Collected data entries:

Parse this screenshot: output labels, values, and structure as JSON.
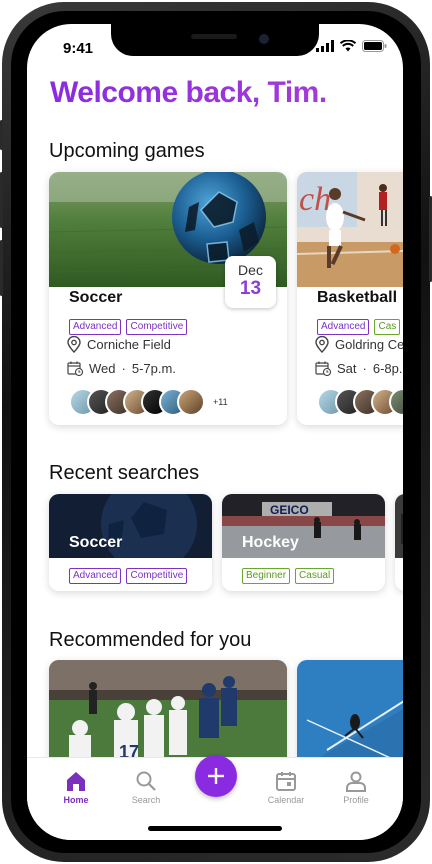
{
  "status": {
    "time": "9:41"
  },
  "header": {
    "welcome": "Welcome back, Tim."
  },
  "sections": {
    "upcoming": "Upcoming games",
    "recent": "Recent searches",
    "recommended": "Recommended for you"
  },
  "upcoming_games": [
    {
      "title": "Soccer",
      "tags": [
        "Advanced",
        "Competitive"
      ],
      "location": "Corniche Field",
      "day": "Wed",
      "time": "5-7p.m.",
      "date_month": "Dec",
      "date_day": "13",
      "extra_players": "+11"
    },
    {
      "title": "Basketball",
      "tags": [
        "Advanced",
        "Cas"
      ],
      "location": "Goldring Ce",
      "day": "Sat",
      "time": "6-8p."
    }
  ],
  "recent_searches": [
    {
      "title": "Soccer",
      "tags": [
        "Advanced",
        "Competitive"
      ]
    },
    {
      "title": "Hockey",
      "tags": [
        "Beginner",
        "Casual"
      ]
    }
  ],
  "tabs": [
    {
      "label": "Home"
    },
    {
      "label": "Search"
    },
    {
      "label": "Calendar"
    },
    {
      "label": "Profile"
    }
  ],
  "colors": {
    "accent": "#8a2be2",
    "tag_purple": "#7b32c7",
    "tag_green": "#5a9a1e"
  }
}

== Work to do ==
Repeat the records above exactly, leaving out the pictures.

== Solved exercise ==
Parse this screenshot: output labels, values, and structure as JSON.
{
  "status": {
    "time": "9:41"
  },
  "header": {
    "welcome": "Welcome back, Tim."
  },
  "sections": {
    "upcoming": "Upcoming games",
    "recent": "Recent searches",
    "recommended": "Recommended for you"
  },
  "upcoming_games": [
    {
      "title": "Soccer",
      "tags": [
        "Advanced",
        "Competitive"
      ],
      "location": "Corniche Field",
      "day": "Wed",
      "time": "5-7p.m.",
      "date_month": "Dec",
      "date_day": "13",
      "extra_players": "+11"
    },
    {
      "title": "Basketball",
      "tags": [
        "Advanced",
        "Cas"
      ],
      "location": "Goldring Ce",
      "day": "Sat",
      "time": "6-8p."
    }
  ],
  "recent_searches": [
    {
      "title": "Soccer",
      "tags": [
        "Advanced",
        "Competitive"
      ]
    },
    {
      "title": "Hockey",
      "tags": [
        "Beginner",
        "Casual"
      ]
    }
  ],
  "tabs": [
    {
      "label": "Home"
    },
    {
      "label": "Search"
    },
    {
      "label": "Calendar"
    },
    {
      "label": "Profile"
    }
  ],
  "colors": {
    "accent": "#8a2be2",
    "tag_purple": "#7b32c7",
    "tag_green": "#5a9a1e"
  }
}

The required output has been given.